> Instructions to follow:
Output every line of the data exactly as it appears.
==========
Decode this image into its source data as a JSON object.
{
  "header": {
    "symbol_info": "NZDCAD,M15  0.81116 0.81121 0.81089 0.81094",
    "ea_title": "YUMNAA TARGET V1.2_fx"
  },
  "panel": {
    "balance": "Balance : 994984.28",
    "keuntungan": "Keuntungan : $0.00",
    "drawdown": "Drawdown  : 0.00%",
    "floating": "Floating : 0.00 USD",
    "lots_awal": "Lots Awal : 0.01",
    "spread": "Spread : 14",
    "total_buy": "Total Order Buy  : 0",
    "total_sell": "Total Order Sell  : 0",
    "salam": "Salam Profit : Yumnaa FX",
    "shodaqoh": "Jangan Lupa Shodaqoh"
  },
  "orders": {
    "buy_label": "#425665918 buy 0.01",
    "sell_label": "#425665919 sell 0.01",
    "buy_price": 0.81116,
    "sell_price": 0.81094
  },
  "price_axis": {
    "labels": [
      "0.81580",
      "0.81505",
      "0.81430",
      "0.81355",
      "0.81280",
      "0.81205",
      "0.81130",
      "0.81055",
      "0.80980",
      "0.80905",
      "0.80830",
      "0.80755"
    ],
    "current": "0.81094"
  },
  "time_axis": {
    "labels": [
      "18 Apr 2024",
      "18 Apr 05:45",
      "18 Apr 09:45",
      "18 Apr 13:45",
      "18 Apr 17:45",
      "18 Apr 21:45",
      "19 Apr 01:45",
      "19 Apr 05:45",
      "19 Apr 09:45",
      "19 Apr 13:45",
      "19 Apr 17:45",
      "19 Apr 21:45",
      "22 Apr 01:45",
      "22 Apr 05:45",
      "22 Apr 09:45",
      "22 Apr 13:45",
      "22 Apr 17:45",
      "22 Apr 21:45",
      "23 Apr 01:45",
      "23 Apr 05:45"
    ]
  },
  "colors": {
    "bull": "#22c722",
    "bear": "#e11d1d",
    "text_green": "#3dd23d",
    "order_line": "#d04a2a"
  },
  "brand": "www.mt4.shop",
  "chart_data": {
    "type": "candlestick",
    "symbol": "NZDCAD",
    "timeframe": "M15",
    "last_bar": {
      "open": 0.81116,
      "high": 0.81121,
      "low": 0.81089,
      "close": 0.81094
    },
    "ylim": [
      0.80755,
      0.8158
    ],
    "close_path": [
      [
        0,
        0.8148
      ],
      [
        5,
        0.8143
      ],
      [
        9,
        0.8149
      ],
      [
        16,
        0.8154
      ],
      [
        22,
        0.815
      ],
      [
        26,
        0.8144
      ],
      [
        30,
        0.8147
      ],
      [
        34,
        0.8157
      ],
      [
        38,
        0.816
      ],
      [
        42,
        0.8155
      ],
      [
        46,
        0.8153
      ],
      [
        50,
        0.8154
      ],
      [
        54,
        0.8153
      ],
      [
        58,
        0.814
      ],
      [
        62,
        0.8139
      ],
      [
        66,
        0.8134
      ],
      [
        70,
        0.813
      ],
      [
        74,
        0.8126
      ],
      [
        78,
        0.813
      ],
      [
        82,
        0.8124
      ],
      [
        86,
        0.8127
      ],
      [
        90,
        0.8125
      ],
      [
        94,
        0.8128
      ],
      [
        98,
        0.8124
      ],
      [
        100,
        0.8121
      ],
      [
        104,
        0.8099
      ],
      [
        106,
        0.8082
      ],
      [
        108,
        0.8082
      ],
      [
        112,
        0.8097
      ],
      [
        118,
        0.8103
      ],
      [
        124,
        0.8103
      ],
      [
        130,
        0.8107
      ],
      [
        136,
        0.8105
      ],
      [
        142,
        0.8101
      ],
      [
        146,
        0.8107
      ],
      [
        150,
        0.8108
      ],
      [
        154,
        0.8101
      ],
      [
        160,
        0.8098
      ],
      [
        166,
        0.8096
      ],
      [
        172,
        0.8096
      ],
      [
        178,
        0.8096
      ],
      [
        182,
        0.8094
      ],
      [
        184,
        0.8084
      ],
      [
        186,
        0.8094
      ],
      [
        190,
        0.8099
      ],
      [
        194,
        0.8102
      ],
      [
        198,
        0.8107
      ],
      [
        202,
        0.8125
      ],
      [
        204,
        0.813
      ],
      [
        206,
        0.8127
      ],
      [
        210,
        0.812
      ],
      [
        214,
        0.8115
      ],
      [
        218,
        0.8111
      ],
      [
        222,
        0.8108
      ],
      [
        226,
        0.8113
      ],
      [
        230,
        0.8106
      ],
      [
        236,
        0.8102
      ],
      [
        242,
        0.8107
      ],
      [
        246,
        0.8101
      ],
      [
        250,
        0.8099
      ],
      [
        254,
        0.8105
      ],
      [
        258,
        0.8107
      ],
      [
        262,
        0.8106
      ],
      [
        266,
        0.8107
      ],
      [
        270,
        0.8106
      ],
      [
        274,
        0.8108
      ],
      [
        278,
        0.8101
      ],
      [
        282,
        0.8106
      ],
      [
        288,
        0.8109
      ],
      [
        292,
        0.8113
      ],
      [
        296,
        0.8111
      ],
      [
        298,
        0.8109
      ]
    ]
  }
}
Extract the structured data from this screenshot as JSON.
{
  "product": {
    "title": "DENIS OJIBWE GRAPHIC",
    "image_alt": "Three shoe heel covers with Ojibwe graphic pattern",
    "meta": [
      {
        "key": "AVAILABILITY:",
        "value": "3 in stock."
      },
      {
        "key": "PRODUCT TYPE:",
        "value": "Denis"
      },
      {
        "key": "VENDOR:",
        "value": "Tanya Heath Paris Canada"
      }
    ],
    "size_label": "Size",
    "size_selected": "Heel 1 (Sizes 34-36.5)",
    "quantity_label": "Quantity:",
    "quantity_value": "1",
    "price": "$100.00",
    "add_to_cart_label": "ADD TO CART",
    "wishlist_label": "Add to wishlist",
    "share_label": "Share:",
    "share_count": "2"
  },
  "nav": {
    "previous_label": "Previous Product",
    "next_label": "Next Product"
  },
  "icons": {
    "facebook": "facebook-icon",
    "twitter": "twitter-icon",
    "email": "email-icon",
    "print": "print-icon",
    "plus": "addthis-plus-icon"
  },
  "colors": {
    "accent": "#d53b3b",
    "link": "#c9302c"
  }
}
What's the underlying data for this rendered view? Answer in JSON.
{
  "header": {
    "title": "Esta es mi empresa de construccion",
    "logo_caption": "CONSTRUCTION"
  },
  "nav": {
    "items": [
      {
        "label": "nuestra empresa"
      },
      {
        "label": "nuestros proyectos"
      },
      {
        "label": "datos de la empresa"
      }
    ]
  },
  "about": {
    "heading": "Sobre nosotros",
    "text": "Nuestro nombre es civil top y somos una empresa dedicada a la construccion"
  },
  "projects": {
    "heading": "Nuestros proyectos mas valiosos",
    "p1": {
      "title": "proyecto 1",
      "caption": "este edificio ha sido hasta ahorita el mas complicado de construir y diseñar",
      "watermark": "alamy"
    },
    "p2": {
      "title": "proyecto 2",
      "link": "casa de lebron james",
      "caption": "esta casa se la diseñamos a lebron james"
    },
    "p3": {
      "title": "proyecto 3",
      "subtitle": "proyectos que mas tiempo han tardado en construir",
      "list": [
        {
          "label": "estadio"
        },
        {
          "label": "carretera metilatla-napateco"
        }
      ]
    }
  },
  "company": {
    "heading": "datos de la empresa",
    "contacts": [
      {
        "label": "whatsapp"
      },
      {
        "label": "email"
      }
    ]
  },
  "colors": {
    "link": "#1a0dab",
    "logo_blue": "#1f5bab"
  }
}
==========
> Full solution:
Decode this image into its source data as a JSON object.
{
  "header": {
    "symbol_info": "NZDCAD,M15  0.81116 0.81121 0.81089 0.81094",
    "ea_title": "YUMNAA TARGET V1.2_fx"
  },
  "panel": {
    "balance": "Balance : 994984.28",
    "keuntungan": "Keuntungan : $0.00",
    "drawdown": "Drawdown  : 0.00%",
    "floating": "Floating : 0.00 USD",
    "lots_awal": "Lots Awal : 0.01",
    "spread": "Spread : 14",
    "total_buy": "Total Order Buy  : 0",
    "total_sell": "Total Order Sell  : 0",
    "salam": "Salam Profit : Yumnaa FX",
    "shodaqoh": "Jangan Lupa Shodaqoh"
  },
  "orders": {
    "buy_label": "#425665918 buy 0.01",
    "sell_label": "#425665919 sell 0.01",
    "buy_price": 0.81116,
    "sell_price": 0.81094
  },
  "price_axis": {
    "labels": [
      "0.81580",
      "0.81505",
      "0.81430",
      "0.81355",
      "0.81280",
      "0.81205",
      "0.81130",
      "0.81055",
      "0.80980",
      "0.80905",
      "0.80830",
      "0.80755"
    ],
    "current": "0.81094"
  },
  "time_axis": {
    "labels": [
      "18 Apr 2024",
      "18 Apr 05:45",
      "18 Apr 09:45",
      "18 Apr 13:45",
      "18 Apr 17:45",
      "18 Apr 21:45",
      "19 Apr 01:45",
      "19 Apr 05:45",
      "19 Apr 09:45",
      "19 Apr 13:45",
      "19 Apr 17:45",
      "19 Apr 21:45",
      "22 Apr 01:45",
      "22 Apr 05:45",
      "22 Apr 09:45",
      "22 Apr 13:45",
      "22 Apr 17:45",
      "22 Apr 21:45",
      "23 Apr 01:45",
      "23 Apr 05:45"
    ]
  },
  "colors": {
    "bull": "#22c722",
    "bear": "#e11d1d",
    "text_green": "#3dd23d",
    "order_line": "#d04a2a"
  },
  "brand": "www.mt4.shop",
  "chart_data": {
    "type": "candlestick",
    "symbol": "NZDCAD",
    "timeframe": "M15",
    "last_bar": {
      "open": 0.81116,
      "high": 0.81121,
      "low": 0.81089,
      "close": 0.81094
    },
    "ylim": [
      0.80755,
      0.8158
    ],
    "close_path": [
      [
        0,
        0.8148
      ],
      [
        5,
        0.8143
      ],
      [
        9,
        0.8149
      ],
      [
        16,
        0.8154
      ],
      [
        22,
        0.815
      ],
      [
        26,
        0.8144
      ],
      [
        30,
        0.8147
      ],
      [
        34,
        0.8157
      ],
      [
        38,
        0.816
      ],
      [
        42,
        0.8155
      ],
      [
        46,
        0.8153
      ],
      [
        50,
        0.8154
      ],
      [
        54,
        0.8153
      ],
      [
        58,
        0.814
      ],
      [
        62,
        0.8139
      ],
      [
        66,
        0.8134
      ],
      [
        70,
        0.813
      ],
      [
        74,
        0.8126
      ],
      [
        78,
        0.813
      ],
      [
        82,
        0.8124
      ],
      [
        86,
        0.8127
      ],
      [
        90,
        0.8125
      ],
      [
        94,
        0.8128
      ],
      [
        98,
        0.8124
      ],
      [
        100,
        0.8121
      ],
      [
        104,
        0.8099
      ],
      [
        106,
        0.8082
      ],
      [
        108,
        0.8082
      ],
      [
        112,
        0.8097
      ],
      [
        118,
        0.8103
      ],
      [
        124,
        0.8103
      ],
      [
        130,
        0.8107
      ],
      [
        136,
        0.8105
      ],
      [
        142,
        0.8101
      ],
      [
        146,
        0.8107
      ],
      [
        150,
        0.8108
      ],
      [
        154,
        0.8101
      ],
      [
        160,
        0.8098
      ],
      [
        166,
        0.8096
      ],
      [
        172,
        0.8096
      ],
      [
        178,
        0.8096
      ],
      [
        182,
        0.8094
      ],
      [
        184,
        0.8084
      ],
      [
        186,
        0.8094
      ],
      [
        190,
        0.8099
      ],
      [
        194,
        0.8102
      ],
      [
        198,
        0.8107
      ],
      [
        202,
        0.8125
      ],
      [
        204,
        0.813
      ],
      [
        206,
        0.8127
      ],
      [
        210,
        0.812
      ],
      [
        214,
        0.8115
      ],
      [
        218,
        0.8111
      ],
      [
        222,
        0.8108
      ],
      [
        226,
        0.8113
      ],
      [
        230,
        0.8106
      ],
      [
        236,
        0.8102
      ],
      [
        242,
        0.8107
      ],
      [
        246,
        0.8101
      ],
      [
        250,
        0.8099
      ],
      [
        254,
        0.8105
      ],
      [
        258,
        0.8107
      ],
      [
        262,
        0.8106
      ],
      [
        266,
        0.8107
      ],
      [
        270,
        0.8106
      ],
      [
        274,
        0.8108
      ],
      [
        278,
        0.8101
      ],
      [
        282,
        0.8106
      ],
      [
        288,
        0.8109
      ],
      [
        292,
        0.8113
      ],
      [
        296,
        0.8111
      ],
      [
        298,
        0.8109
      ]
    ]
  }
}
Extract the structured data from this screenshot as JSON.
{
  "product": {
    "title": "DENIS OJIBWE GRAPHIC",
    "image_alt": "Three shoe heel covers with Ojibwe graphic pattern",
    "meta": [
      {
        "key": "AVAILABILITY:",
        "value": "3 in stock."
      },
      {
        "key": "PRODUCT TYPE:",
        "value": "Denis"
      },
      {
        "key": "VENDOR:",
        "value": "Tanya Heath Paris Canada"
      }
    ],
    "size_label": "Size",
    "size_selected": "Heel 1 (Sizes 34-36.5)",
    "quantity_label": "Quantity:",
    "quantity_value": "1",
    "price": "$100.00",
    "add_to_cart_label": "ADD TO CART",
    "wishlist_label": "Add to wishlist",
    "share_label": "Share:",
    "share_count": "2"
  },
  "nav": {
    "previous_label": "Previous Product",
    "next_label": "Next Product"
  },
  "icons": {
    "facebook": "facebook-icon",
    "twitter": "twitter-icon",
    "email": "email-icon",
    "print": "print-icon",
    "plus": "addthis-plus-icon"
  },
  "colors": {
    "accent": "#d53b3b",
    "link": "#c9302c"
  }
}
What's the underlying data for this rendered view? Answer in JSON.
{
  "header": {
    "title": "Esta es mi empresa de construccion",
    "logo_caption": "CONSTRUCTION"
  },
  "nav": {
    "items": [
      {
        "label": "nuestra empresa"
      },
      {
        "label": "nuestros proyectos"
      },
      {
        "label": "datos de la empresa"
      }
    ]
  },
  "about": {
    "heading": "Sobre nosotros",
    "text": "Nuestro nombre es civil top y somos una empresa dedicada a la construccion"
  },
  "projects": {
    "heading": "Nuestros proyectos mas valiosos",
    "p1": {
      "title": "proyecto 1",
      "caption": "este edificio ha sido hasta ahorita el mas complicado de construir y diseñar",
      "watermark": "alamy"
    },
    "p2": {
      "title": "proyecto 2",
      "link": "casa de lebron james",
      "caption": "esta casa se la diseñamos a lebron james"
    },
    "p3": {
      "title": "proyecto 3",
      "subtitle": "proyectos que mas tiempo han tardado en construir",
      "list": [
        {
          "label": "estadio"
        },
        {
          "label": "carretera metilatla-napateco"
        }
      ]
    }
  },
  "company": {
    "heading": "datos de la empresa",
    "contacts": [
      {
        "label": "whatsapp"
      },
      {
        "label": "email"
      }
    ]
  },
  "colors": {
    "link": "#1a0dab",
    "logo_blue": "#1f5bab"
  }
}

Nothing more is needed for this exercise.